● **Exercise details**
Count every line below that contains "Versandkosten", then state the total with no other output.

** START Dataset records **

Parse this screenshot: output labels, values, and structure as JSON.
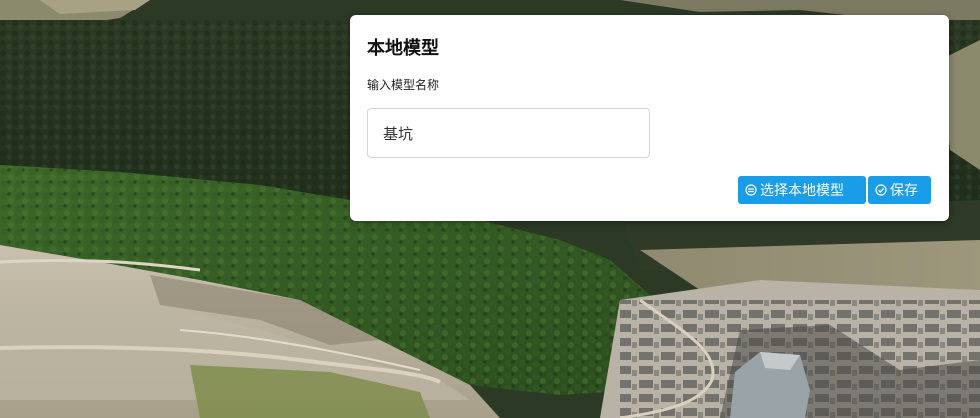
{
  "dialog": {
    "title": "本地模型",
    "field_label": "输入模型名称",
    "name_value": "基坑",
    "name_placeholder": "",
    "buttons": {
      "select_label": "选择本地模型",
      "select_icon": "upload-icon",
      "save_label": "保存",
      "save_icon": "check-circle-icon"
    }
  },
  "colors": {
    "button_bg": "#1a9de8",
    "dialog_bg": "#ffffff"
  }
}
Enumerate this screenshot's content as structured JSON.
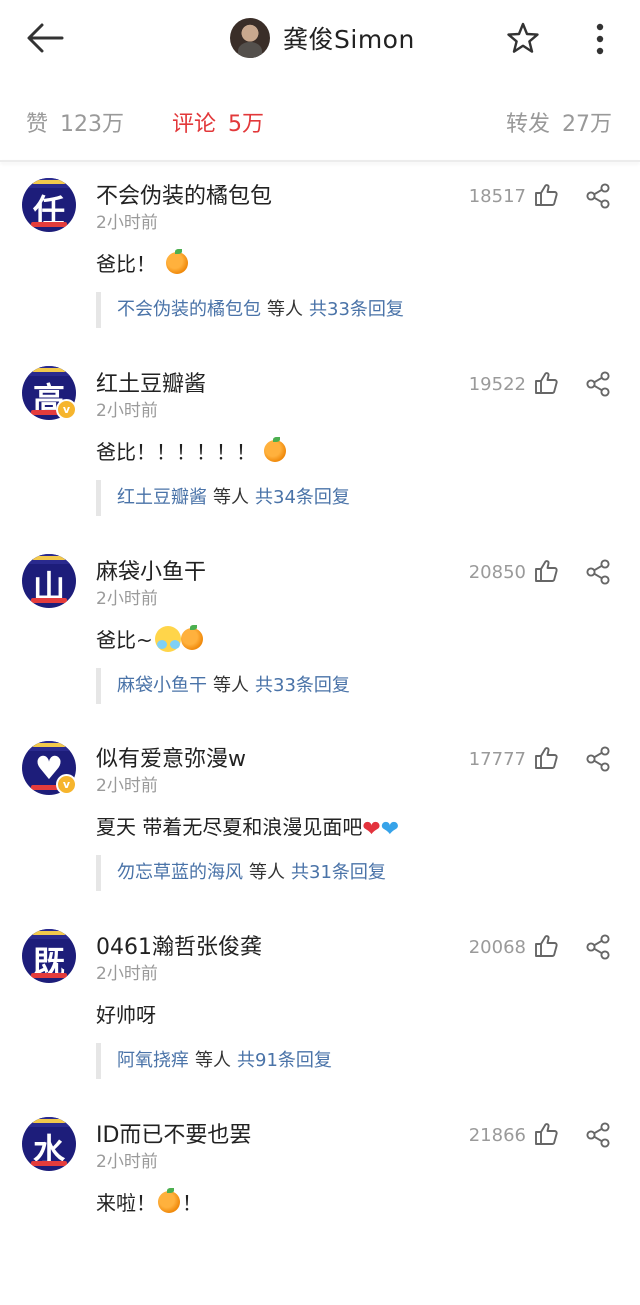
{
  "header": {
    "title": "龚俊Simon",
    "back_icon": "back-arrow-icon",
    "star_icon": "star-icon",
    "more_icon": "more-vertical-icon"
  },
  "stats": [
    {
      "label": "赞",
      "value": "123万",
      "active": false
    },
    {
      "label": "评论",
      "value": "5万",
      "active": true
    },
    {
      "label": "转发",
      "value": "27万",
      "active": false
    }
  ],
  "colors": {
    "accent": "#e2383a",
    "link": "#4a73a8",
    "muted": "#9a9a9a"
  },
  "comments": [
    {
      "avatar_glyph": "任",
      "verified": false,
      "name": "不会伪装的橘包包",
      "time": "2小时前",
      "text": "爸比！",
      "likes": "18517",
      "reply_user": "不会伪装的橘包包",
      "reply_etc": "等人",
      "reply_count": "共33条回复"
    },
    {
      "avatar_glyph": "高",
      "verified": true,
      "name": "红土豆瓣酱",
      "time": "2小时前",
      "text": "爸比！！！！！！",
      "likes": "19522",
      "reply_user": "红土豆瓣酱",
      "reply_etc": "等人",
      "reply_count": "共34条回复"
    },
    {
      "avatar_glyph": "山",
      "verified": false,
      "name": "麻袋小鱼干",
      "time": "2小时前",
      "text": "爸比~",
      "likes": "20850",
      "reply_user": "麻袋小鱼干",
      "reply_etc": "等人",
      "reply_count": "共33条回复"
    },
    {
      "avatar_glyph": "♥",
      "verified": true,
      "name": "似有爱意弥漫w",
      "time": "2小时前",
      "text": "夏天 带着无尽夏和浪漫见面吧",
      "likes": "17777",
      "reply_user": "勿忘草蓝的海风",
      "reply_etc": "等人",
      "reply_count": "共31条回复"
    },
    {
      "avatar_glyph": "既",
      "verified": false,
      "name": "0461瀚哲张俊龚",
      "time": "2小时前",
      "text": "好帅呀",
      "likes": "20068",
      "reply_user": "阿氧挠痒",
      "reply_etc": "等人",
      "reply_count": "共91条回复"
    },
    {
      "avatar_glyph": "水",
      "verified": false,
      "name": "ID而已不要也罢",
      "time": "2小时前",
      "text": "来啦！",
      "text_tail": "！",
      "likes": "21866"
    }
  ]
}
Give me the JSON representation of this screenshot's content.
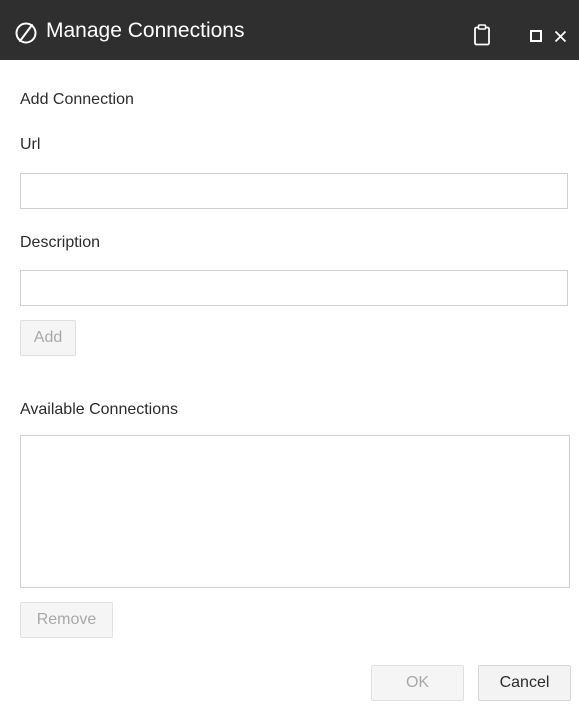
{
  "window": {
    "title": "Manage Connections",
    "logo_icon": "oracle-logo-icon",
    "clipboard_icon": "clipboard-icon",
    "maximize_icon": "maximize-icon",
    "close_icon": "close-icon",
    "titlebar_color": "#2f2f2f"
  },
  "add_section": {
    "heading": "Add Connection",
    "url_label": "Url",
    "url_value": "",
    "description_label": "Description",
    "description_value": "",
    "add_button": "Add"
  },
  "available_section": {
    "heading": "Available Connections",
    "items": [],
    "remove_button": "Remove"
  },
  "footer": {
    "ok_button": "OK",
    "cancel_button": "Cancel"
  }
}
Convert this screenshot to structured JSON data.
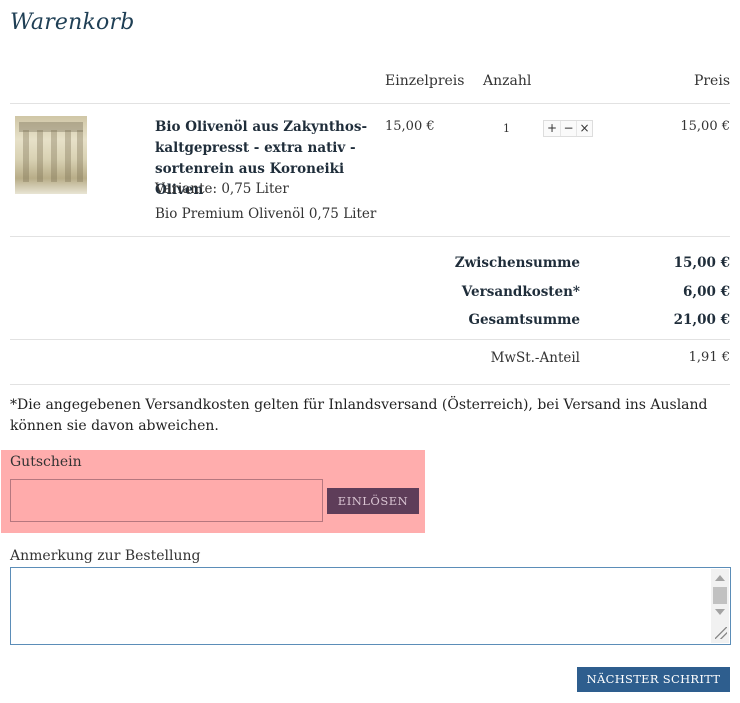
{
  "page": {
    "title": "Warenkorb"
  },
  "table": {
    "headers": {
      "unit_price": "Einzelpreis",
      "quantity": "Anzahl",
      "price": "Preis"
    },
    "item": {
      "name": "Bio Olivenöl aus Zakynthos- kaltgepresst - extra nativ - sortenrein aus Koroneiki Oliven",
      "variant": "Variante: 0,75 Liter",
      "description": "Bio Premium Olivenöl 0,75 Liter",
      "unit_price": "15,00 €",
      "quantity": "1",
      "qty_plus": "+",
      "qty_minus": "−",
      "qty_remove": "×",
      "total": "15,00 €",
      "image_icon": "product-image"
    }
  },
  "summary": {
    "subtotal_label": "Zwischensumme",
    "subtotal": "15,00 €",
    "shipping_label": "Versandkosten*",
    "shipping": "6,00 €",
    "total_label": "Gesamtsumme",
    "total": "21,00 €",
    "tax_label": "MwSt.-Anteil",
    "tax": "1,91 €"
  },
  "shipping_note": "*Die angegebenen Versandkosten gelten für Inlandsversand (Österreich), bei Versand ins Ausland können sie davon abweichen.",
  "voucher": {
    "label": "Gutschein",
    "input_value": "",
    "button": "EINLÖSEN",
    "highlight_color": "#ffadad"
  },
  "remark": {
    "label": "Anmerkung zur Bestellung",
    "value": ""
  },
  "actions": {
    "next": "NÄCHSTER SCHRITT",
    "next_color": "#2e5e8e"
  }
}
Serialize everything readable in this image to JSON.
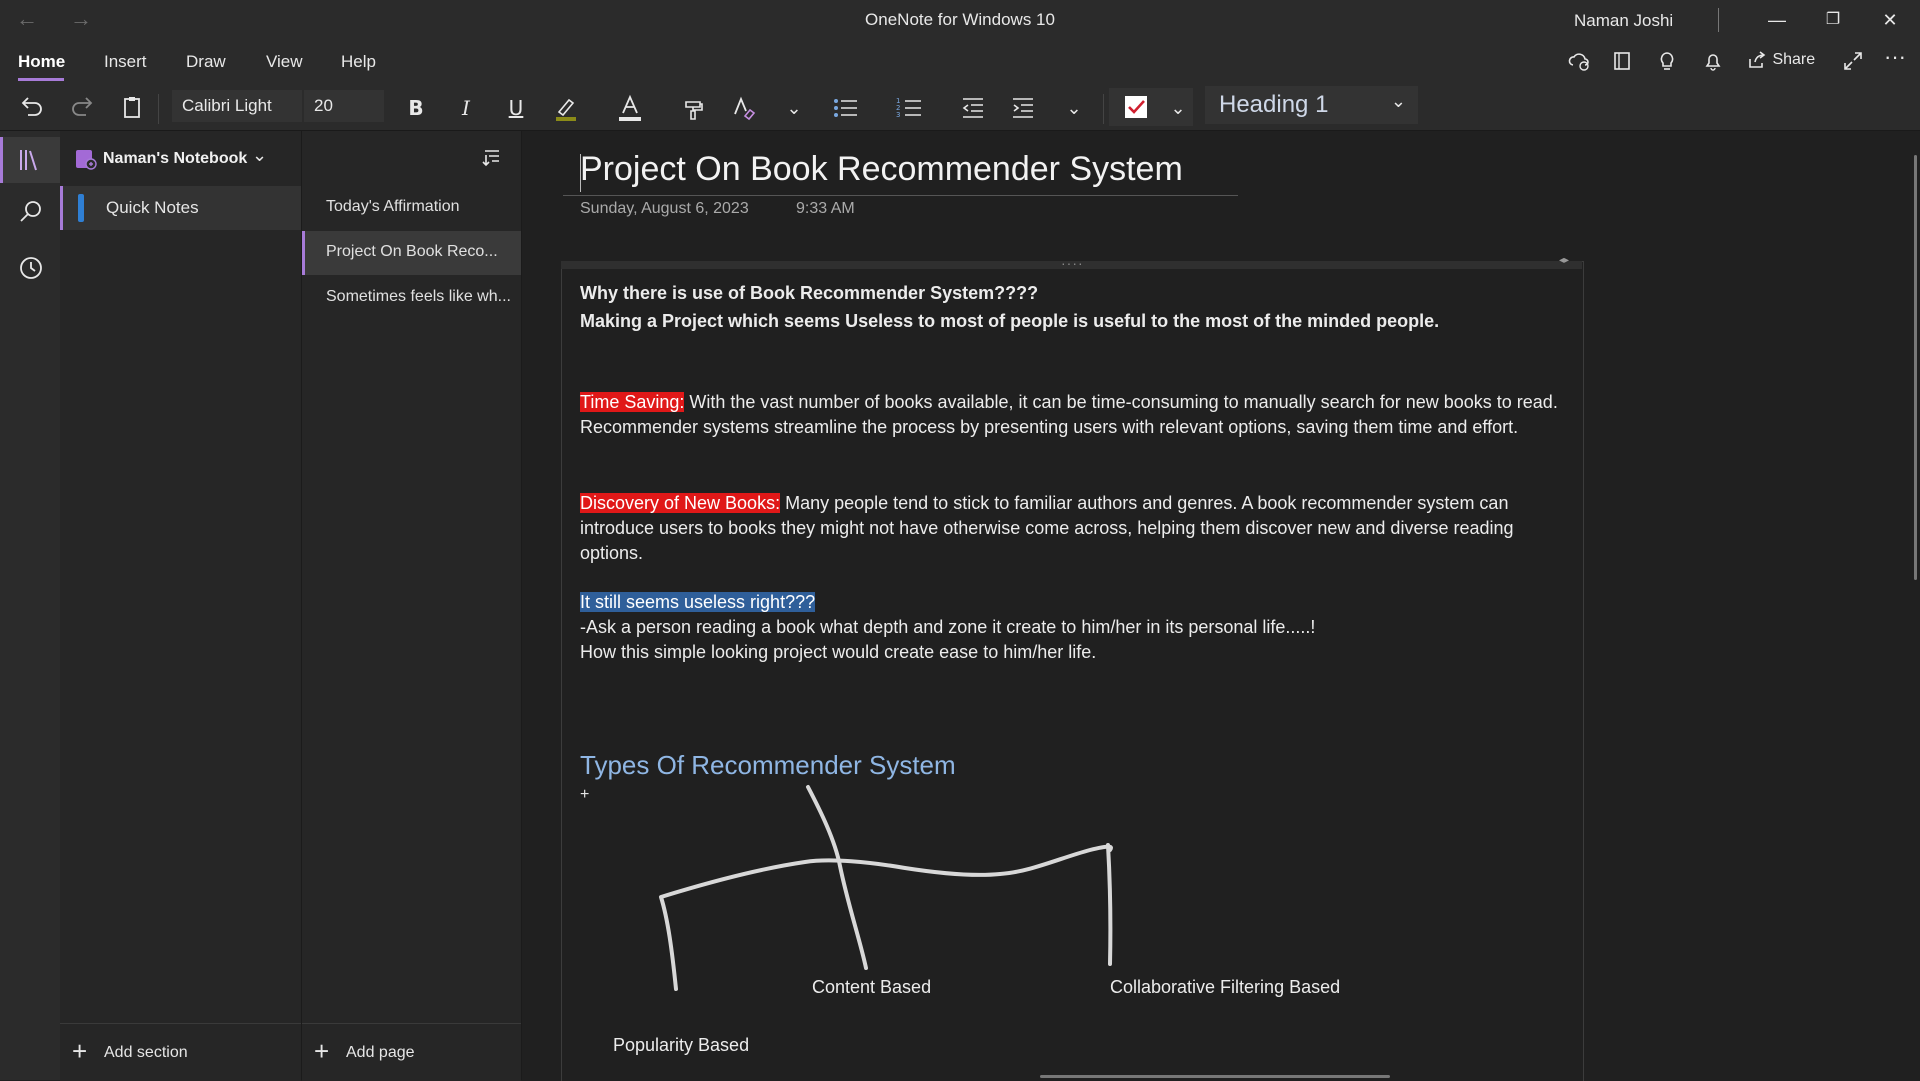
{
  "window": {
    "title": "OneNote for Windows 10",
    "user": "Naman Joshi",
    "back_glyph": "←",
    "forward_glyph": "→",
    "minimize_glyph": "—",
    "restore_glyph": "❐",
    "close_glyph": "✕"
  },
  "menu": {
    "tabs": [
      "Home",
      "Insert",
      "Draw",
      "View",
      "Help"
    ],
    "active": "Home",
    "share_label": "Share",
    "more_glyph": "···"
  },
  "toolbar": {
    "font_name": "Calibri Light",
    "font_size": "20",
    "bold_glyph": "B",
    "italic_glyph": "I",
    "underline_glyph": "U",
    "style": "Heading 1",
    "chevron_glyph": "⌄"
  },
  "notebook": {
    "name": "Naman's Notebook",
    "sections": [
      "Quick Notes"
    ],
    "pages": [
      "Today's Affirmation",
      "Project On Book Reco...",
      "Sometimes feels like wh..."
    ],
    "selected_page": 1,
    "add_section_label": "Add section",
    "add_page_label": "Add page",
    "plus_glyph": "+"
  },
  "page": {
    "title": "Project On Book Recommender System",
    "date": "Sunday, August 6, 2023",
    "time": "9:33 AM",
    "line1": "Why there is use of Book Recommender System????",
    "line2": "Making a Project which seems Useless to most of people is useful to the most of the minded people.",
    "p1_label": "Time Saving:",
    "p1_text": " With the vast number of books available, it can be time-consuming to manually search for new books to read. Recommender systems streamline the process by presenting users with relevant options, saving them time and effort.",
    "p2_label": "Discovery of New Books:",
    "p2_text": " Many people tend to stick to familiar authors and genres. A book recommender system can introduce users to books they might not have otherwise come across, helping them discover new and diverse reading options.",
    "q_label": "It still seems useless right???",
    "q_line1": "-Ask a person reading a book what depth and zone it create to him/her in its personal life.....!",
    "q_line2": "How this simple looking project would create ease to him/her life.",
    "types_heading": "Types Of Recommender System",
    "plus_mark": "+",
    "types": [
      "Popularity Based",
      "Content Based",
      "Collaborative Filtering Based"
    ]
  },
  "colors": {
    "accent": "#a77bd8",
    "highlight_red": "#e01818",
    "highlight_blue": "#2f5f9a",
    "heading_blue": "#8fb6e4",
    "section_blue": "#2f7fd4"
  }
}
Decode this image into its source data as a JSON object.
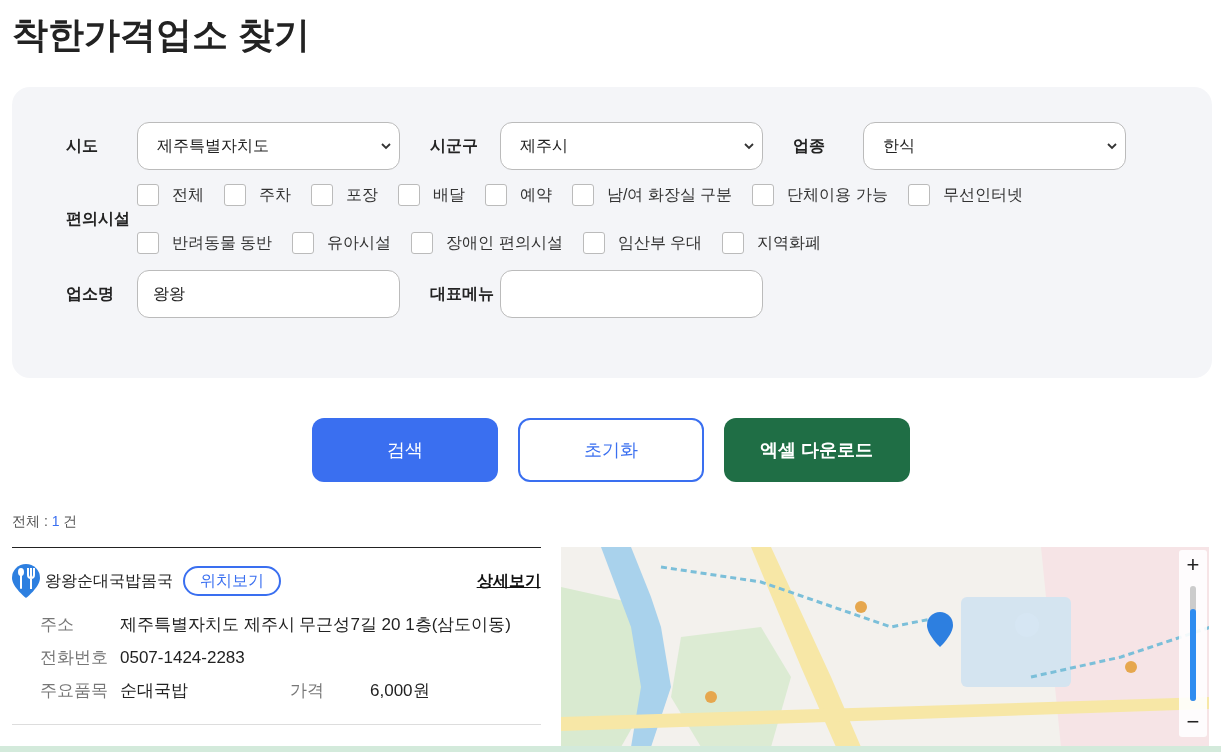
{
  "title": "착한가격업소 찾기",
  "selects": [
    {
      "label": "시도",
      "value": "제주특별자치도"
    },
    {
      "label": "시군구",
      "value": "제주시"
    },
    {
      "label": "업종",
      "value": "한식"
    }
  ],
  "facilities": {
    "label": "편의시설",
    "options": [
      {
        "label": "전체",
        "checked": false
      },
      {
        "label": "주차",
        "checked": false
      },
      {
        "label": "포장",
        "checked": false
      },
      {
        "label": "배달",
        "checked": false
      },
      {
        "label": "예약",
        "checked": false
      },
      {
        "label": "남/여 화장실 구분",
        "checked": false
      },
      {
        "label": "단체이용 가능",
        "checked": false
      },
      {
        "label": "무선인터넷",
        "checked": false
      },
      {
        "label": "반려동물 동반",
        "checked": false
      },
      {
        "label": "유아시설",
        "checked": false
      },
      {
        "label": "장애인 편의시설",
        "checked": false
      },
      {
        "label": "임산부 우대",
        "checked": false
      },
      {
        "label": "지역화폐",
        "checked": false
      }
    ]
  },
  "fields": [
    {
      "label": "업소명",
      "value": "왕왕"
    },
    {
      "label": "대표메뉴"
    }
  ],
  "buttons": [
    {
      "label": "검색",
      "kind": "primary"
    },
    {
      "label": "초기화",
      "kind": "outline"
    },
    {
      "label": "엑셀 다운로드",
      "kind": "excel"
    }
  ],
  "total": {
    "prefix": "전체 :",
    "count": "1",
    "suffix": "건"
  },
  "results": [
    {
      "name": "왕왕순대국밥몸국",
      "locate": "위치보기",
      "detail": "상세보기",
      "rows": [
        [
          {
            "label": "주소",
            "value": "제주특별자치도 제주시 무근성7길 20 1층(삼도이동)"
          }
        ],
        [
          {
            "label": "전화번호",
            "value": "0507-1424-2283"
          }
        ],
        [
          {
            "label": "주요품목",
            "value": "순대국밥"
          },
          {
            "label": "가격",
            "value": "6,000원"
          }
        ]
      ]
    }
  ],
  "map": {
    "zoom_in": "+",
    "zoom_out": "−",
    "zoom": {
      "level": 0.8
    }
  }
}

** END Dataset records **

● **Solution to this problem**
2